Task directions
In the following material, identify every line holding the string "Brink" and return it.

Material for the task
+ + +

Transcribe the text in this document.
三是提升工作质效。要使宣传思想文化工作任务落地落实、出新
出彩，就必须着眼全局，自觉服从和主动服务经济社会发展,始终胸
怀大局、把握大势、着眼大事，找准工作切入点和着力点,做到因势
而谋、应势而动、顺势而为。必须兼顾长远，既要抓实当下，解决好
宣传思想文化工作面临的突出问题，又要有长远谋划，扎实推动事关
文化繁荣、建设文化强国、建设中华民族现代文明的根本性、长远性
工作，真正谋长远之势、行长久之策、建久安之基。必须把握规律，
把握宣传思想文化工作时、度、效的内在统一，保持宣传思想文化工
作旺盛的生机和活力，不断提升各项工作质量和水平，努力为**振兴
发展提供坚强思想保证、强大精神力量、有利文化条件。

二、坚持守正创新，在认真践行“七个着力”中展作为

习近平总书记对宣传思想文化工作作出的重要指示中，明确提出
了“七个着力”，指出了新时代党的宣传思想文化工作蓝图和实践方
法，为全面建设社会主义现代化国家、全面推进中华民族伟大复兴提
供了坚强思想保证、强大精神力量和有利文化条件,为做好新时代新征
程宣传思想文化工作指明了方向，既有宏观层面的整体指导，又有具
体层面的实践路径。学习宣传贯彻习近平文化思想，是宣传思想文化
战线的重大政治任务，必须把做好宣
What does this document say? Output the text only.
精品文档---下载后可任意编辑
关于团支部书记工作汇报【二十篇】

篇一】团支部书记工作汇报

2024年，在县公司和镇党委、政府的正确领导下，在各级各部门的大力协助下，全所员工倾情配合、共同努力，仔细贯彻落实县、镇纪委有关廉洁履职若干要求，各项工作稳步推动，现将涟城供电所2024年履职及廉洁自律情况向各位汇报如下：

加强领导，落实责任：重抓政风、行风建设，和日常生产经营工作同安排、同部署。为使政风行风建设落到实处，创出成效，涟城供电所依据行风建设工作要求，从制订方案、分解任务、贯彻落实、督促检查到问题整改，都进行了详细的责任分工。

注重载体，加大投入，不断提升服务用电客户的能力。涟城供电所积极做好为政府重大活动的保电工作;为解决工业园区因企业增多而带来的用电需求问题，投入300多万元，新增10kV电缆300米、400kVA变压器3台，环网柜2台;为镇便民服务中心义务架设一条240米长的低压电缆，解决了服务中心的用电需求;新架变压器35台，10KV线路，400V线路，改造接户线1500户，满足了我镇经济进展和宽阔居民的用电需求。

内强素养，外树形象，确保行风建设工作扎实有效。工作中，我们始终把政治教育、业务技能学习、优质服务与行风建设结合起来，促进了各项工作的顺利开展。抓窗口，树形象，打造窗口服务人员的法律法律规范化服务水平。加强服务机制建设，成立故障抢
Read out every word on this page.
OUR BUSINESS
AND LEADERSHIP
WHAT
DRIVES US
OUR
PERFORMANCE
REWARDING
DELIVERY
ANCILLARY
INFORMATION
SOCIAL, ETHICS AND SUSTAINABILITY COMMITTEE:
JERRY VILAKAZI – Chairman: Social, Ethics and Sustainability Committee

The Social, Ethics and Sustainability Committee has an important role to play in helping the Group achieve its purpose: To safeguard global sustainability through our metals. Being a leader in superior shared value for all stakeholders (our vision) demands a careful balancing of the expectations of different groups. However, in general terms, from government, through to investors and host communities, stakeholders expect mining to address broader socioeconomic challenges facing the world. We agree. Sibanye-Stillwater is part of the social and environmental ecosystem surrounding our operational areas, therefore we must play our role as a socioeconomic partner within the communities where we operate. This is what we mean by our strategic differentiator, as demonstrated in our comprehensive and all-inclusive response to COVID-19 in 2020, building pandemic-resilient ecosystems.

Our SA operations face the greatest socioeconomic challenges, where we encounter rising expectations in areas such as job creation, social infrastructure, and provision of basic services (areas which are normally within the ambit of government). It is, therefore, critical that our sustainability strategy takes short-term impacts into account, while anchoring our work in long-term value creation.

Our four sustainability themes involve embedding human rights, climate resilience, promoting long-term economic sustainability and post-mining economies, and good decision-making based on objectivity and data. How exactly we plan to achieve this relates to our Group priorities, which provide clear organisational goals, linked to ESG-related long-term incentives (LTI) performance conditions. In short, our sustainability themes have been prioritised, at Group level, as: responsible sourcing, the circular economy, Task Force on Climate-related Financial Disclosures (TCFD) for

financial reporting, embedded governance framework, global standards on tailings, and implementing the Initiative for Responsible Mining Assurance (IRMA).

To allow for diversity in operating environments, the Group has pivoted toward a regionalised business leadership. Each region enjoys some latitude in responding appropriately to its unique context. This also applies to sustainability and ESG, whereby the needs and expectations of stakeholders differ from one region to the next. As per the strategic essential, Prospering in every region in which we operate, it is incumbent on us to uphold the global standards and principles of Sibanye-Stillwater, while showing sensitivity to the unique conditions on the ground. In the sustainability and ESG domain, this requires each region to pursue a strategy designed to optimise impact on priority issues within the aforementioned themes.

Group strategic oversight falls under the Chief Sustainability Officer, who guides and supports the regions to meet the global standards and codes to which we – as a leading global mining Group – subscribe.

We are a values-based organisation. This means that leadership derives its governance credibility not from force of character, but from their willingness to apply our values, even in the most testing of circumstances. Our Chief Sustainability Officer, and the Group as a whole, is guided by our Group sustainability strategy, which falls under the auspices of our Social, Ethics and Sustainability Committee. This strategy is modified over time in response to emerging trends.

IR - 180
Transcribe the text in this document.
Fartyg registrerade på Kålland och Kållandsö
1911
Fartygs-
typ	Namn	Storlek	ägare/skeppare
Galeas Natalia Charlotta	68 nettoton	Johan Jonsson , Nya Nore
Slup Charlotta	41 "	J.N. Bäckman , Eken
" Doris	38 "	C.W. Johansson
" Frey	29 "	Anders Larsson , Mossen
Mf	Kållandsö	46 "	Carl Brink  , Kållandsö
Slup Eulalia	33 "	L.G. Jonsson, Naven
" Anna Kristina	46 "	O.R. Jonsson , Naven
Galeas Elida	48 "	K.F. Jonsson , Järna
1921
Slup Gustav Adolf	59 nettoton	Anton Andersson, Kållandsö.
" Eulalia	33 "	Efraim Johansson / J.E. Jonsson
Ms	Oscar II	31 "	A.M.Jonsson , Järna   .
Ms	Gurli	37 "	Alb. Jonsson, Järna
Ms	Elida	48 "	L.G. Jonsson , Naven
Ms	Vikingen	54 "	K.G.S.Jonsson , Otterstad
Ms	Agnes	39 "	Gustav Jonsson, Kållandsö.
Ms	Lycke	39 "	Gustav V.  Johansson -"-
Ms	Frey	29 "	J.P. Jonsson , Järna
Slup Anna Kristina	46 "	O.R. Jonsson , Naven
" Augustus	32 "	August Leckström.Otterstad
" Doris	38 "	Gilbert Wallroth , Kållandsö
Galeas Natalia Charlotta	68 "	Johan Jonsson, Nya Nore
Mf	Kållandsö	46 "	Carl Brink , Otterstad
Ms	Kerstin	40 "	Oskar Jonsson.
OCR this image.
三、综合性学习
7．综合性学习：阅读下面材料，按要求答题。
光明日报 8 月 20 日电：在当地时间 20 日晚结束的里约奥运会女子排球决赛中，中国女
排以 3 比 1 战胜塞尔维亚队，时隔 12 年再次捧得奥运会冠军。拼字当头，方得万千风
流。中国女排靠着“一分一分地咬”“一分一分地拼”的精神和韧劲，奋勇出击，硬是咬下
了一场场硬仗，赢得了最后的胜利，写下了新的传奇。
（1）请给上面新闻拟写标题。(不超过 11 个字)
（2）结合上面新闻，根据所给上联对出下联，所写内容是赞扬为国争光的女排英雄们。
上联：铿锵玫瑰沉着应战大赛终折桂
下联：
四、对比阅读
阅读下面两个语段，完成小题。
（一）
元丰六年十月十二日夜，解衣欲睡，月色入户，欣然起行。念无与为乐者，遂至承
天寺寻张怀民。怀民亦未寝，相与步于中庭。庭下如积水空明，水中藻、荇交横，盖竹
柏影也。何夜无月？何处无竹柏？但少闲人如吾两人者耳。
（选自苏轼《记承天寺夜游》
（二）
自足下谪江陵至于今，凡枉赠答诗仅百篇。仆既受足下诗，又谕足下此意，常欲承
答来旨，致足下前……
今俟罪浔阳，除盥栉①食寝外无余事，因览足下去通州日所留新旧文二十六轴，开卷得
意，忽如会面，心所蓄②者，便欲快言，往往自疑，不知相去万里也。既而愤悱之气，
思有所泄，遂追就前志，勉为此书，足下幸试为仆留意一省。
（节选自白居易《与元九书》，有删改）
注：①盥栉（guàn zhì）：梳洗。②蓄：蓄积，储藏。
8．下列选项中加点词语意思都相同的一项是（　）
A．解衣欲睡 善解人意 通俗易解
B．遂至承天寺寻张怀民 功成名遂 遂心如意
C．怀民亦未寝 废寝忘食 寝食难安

+ + +

Full output
Mf	Kållandsö	46 "	Carl Brink  , Kållandsö
Mf	Kållandsö	46 "	Carl Brink , Otterstad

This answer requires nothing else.